REQUIRED WORK
Will you extract the entries word for word? Images should not appear in the copy.

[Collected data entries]
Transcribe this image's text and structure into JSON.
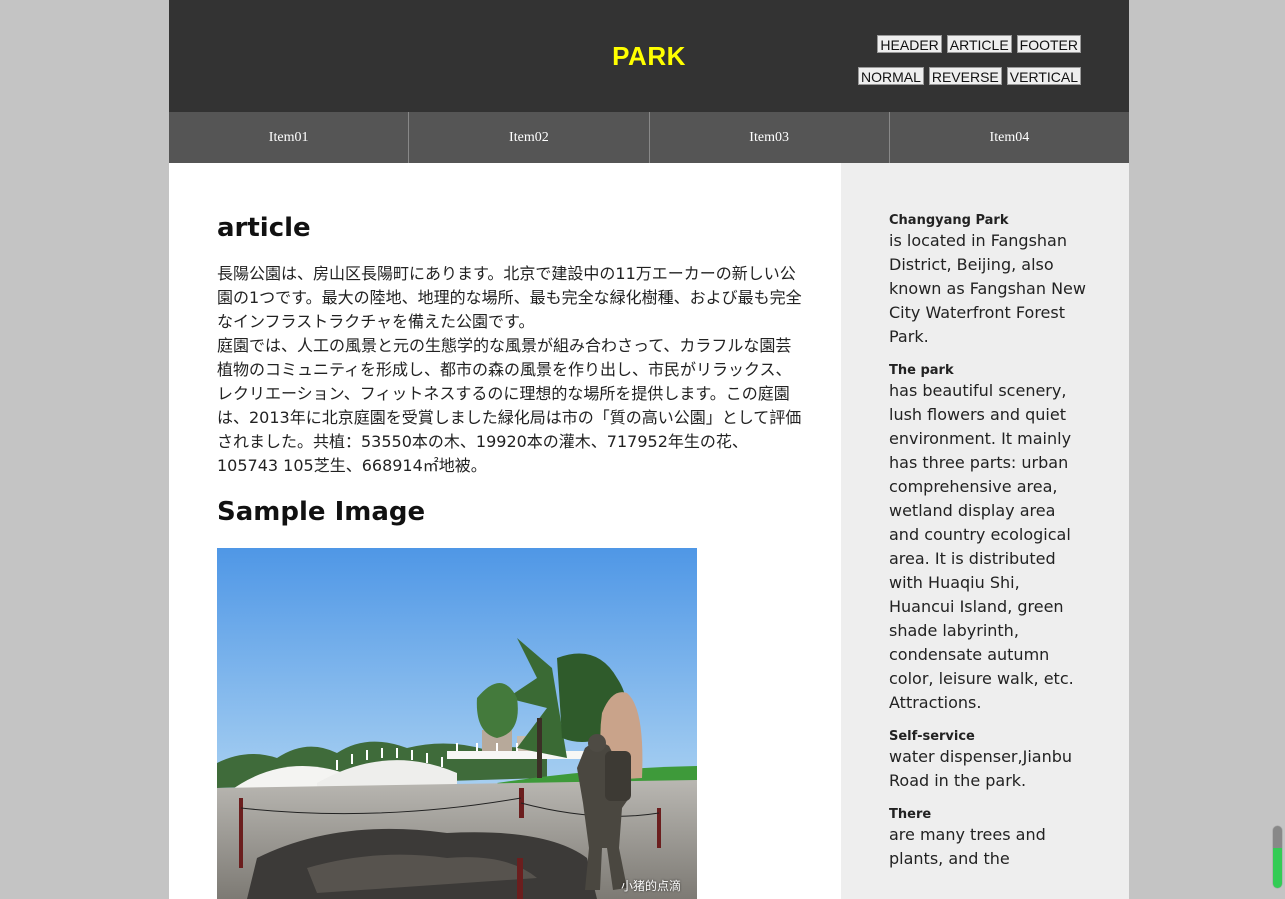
{
  "header": {
    "title": "PARK",
    "buttons_row1": [
      "HEADER",
      "ARTICLE",
      "FOOTER"
    ],
    "buttons_row2": [
      "NORMAL",
      "REVERSE",
      "VERTICAL"
    ]
  },
  "nav": {
    "items": [
      "Item01",
      "Item02",
      "Item03",
      "Item04"
    ]
  },
  "article": {
    "heading": "article",
    "body": "長陽公園は、房山区長陽町にあります。北京で建設中の11万エーカーの新しい公園の1つです。最大の陸地、地理的な場所、最も完全な緑化樹種、および最も完全なインフラストラクチャを備えた公園です。\n庭園では、人工の風景と元の生態学的な風景が組み合わさって、カラフルな園芸植物のコミュニティを形成し、都市の森の風景を作り出し、市民がリラックス、レクリエーション、フィットネスするのに理想的な場所を提供します。この庭園は、2013年に北京庭園を受賞しました緑化局は市の「質の高い公園」として評価されました。共植：53550本の木、19920本の灌木、717952年生の花、105743 105芝生、668914㎡地被。",
    "sample_heading": "Sample Image",
    "image_watermark": "小猪的点滴"
  },
  "aside": {
    "blocks": [
      {
        "title": "Changyang Park",
        "text": "is located in Fangshan District, Beijing, also known as Fangshan New City Waterfront Forest Park."
      },
      {
        "title": "The park",
        "text": "has beautiful scenery, lush flowers and quiet environment. It mainly has three parts: urban comprehensive area, wetland display area and country ecological area. It is distributed with Huaqiu Shi, Huancui Island, green shade labyrinth, condensate autumn color, leisure walk, etc. Attractions."
      },
      {
        "title": "Self-service",
        "text": "water dispenser,Jianbu Road in the park."
      },
      {
        "title": "There",
        "text": "are many trees and plants, and the"
      }
    ]
  },
  "colors": {
    "header_bg": "#333333",
    "title_color": "#ffff00",
    "nav_bg": "#555555",
    "aside_bg": "#eeeeee",
    "page_bg": "#c4c4c4"
  }
}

FINAL RESULT
Transcribe this image's text and structure into JSON.
{
  "header": {
    "title": "PARK",
    "buttons_row1": [
      "HEADER",
      "ARTICLE",
      "FOOTER"
    ],
    "buttons_row2": [
      "NORMAL",
      "REVERSE",
      "VERTICAL"
    ]
  },
  "nav": {
    "items": [
      "Item01",
      "Item02",
      "Item03",
      "Item04"
    ]
  },
  "article": {
    "heading": "article",
    "body": "長陽公園は、房山区長陽町にあります。北京で建設中の11万エーカーの新しい公園の1つです。最大の陸地、地理的な場所、最も完全な緑化樹種、および最も完全なインフラストラクチャを備えた公園です。\n庭園では、人工の風景と元の生態学的な風景が組み合わさって、カラフルな園芸植物のコミュニティを形成し、都市の森の風景を作り出し、市民がリラックス、レクリエーション、フィットネスするのに理想的な場所を提供します。この庭園は、2013年に北京庭園を受賞しました緑化局は市の「質の高い公園」として評価されました。共植：53550本の木、19920本の灌木、717952年生の花、105743 105芝生、668914㎡地被。",
    "sample_heading": "Sample Image",
    "image_watermark": "小猪的点滴"
  },
  "aside": {
    "blocks": [
      {
        "title": "Changyang Park",
        "text": "is located in Fangshan District, Beijing, also known as Fangshan New City Waterfront Forest Park."
      },
      {
        "title": "The park",
        "text": "has beautiful scenery, lush flowers and quiet environment. It mainly has three parts: urban comprehensive area, wetland display area and country ecological area. It is distributed with Huaqiu Shi, Huancui Island, green shade labyrinth, condensate autumn color, leisure walk, etc. Attractions."
      },
      {
        "title": "Self-service",
        "text": "water dispenser,Jianbu Road in the park."
      },
      {
        "title": "There",
        "text": "are many trees and plants, and the"
      }
    ]
  },
  "colors": {
    "header_bg": "#333333",
    "title_color": "#ffff00",
    "nav_bg": "#555555",
    "aside_bg": "#eeeeee",
    "page_bg": "#c4c4c4"
  }
}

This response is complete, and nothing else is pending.